▸ **The exercise**:
Are you able to quote each entry exactly as written?

▸ **Dataset entries**:
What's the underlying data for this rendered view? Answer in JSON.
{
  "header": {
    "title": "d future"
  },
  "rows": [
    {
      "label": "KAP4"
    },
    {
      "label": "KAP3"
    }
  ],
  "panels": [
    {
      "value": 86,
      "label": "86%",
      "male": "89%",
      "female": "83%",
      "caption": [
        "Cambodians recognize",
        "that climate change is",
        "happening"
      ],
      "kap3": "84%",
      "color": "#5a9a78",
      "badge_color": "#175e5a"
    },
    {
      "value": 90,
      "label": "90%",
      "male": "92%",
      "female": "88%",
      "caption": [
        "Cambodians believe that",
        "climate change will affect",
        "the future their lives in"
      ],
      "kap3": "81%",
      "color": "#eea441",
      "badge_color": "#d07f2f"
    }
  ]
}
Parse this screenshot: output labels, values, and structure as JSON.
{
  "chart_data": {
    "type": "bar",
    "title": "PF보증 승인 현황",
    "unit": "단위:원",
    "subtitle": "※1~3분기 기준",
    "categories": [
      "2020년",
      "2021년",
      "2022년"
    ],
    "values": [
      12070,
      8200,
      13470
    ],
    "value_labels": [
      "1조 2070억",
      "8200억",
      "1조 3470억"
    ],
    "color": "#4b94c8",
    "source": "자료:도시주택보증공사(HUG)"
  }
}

▸ **Worked answer**:
What's the underlying data for this rendered view? Answer in JSON.
{
  "header": {
    "title": "d future"
  },
  "rows": [
    {
      "label": "KAP4"
    },
    {
      "label": "KAP3"
    }
  ],
  "panels": [
    {
      "value": 86,
      "label": "86%",
      "male": "89%",
      "female": "83%",
      "caption": [
        "Cambodians recognize",
        "that climate change is",
        "happening"
      ],
      "kap3": "84%",
      "color": "#5a9a78",
      "badge_color": "#175e5a"
    },
    {
      "value": 90,
      "label": "90%",
      "male": "92%",
      "female": "88%",
      "caption": [
        "Cambodians believe that",
        "climate change will affect",
        "the future their lives in"
      ],
      "kap3": "81%",
      "color": "#eea441",
      "badge_color": "#d07f2f"
    }
  ]
}
Parse this screenshot: output labels, values, and structure as JSON.
{
  "chart_data": {
    "type": "bar",
    "title": "PF보증 승인 현황",
    "unit": "단위:원",
    "subtitle": "※1~3분기 기준",
    "categories": [
      "2020년",
      "2021년",
      "2022년"
    ],
    "values": [
      12070,
      8200,
      13470
    ],
    "value_labels": [
      "1조 2070억",
      "8200억",
      "1조 3470억"
    ],
    "color": "#4b94c8",
    "source": "자료:도시주택보증공사(HUG)"
  }
}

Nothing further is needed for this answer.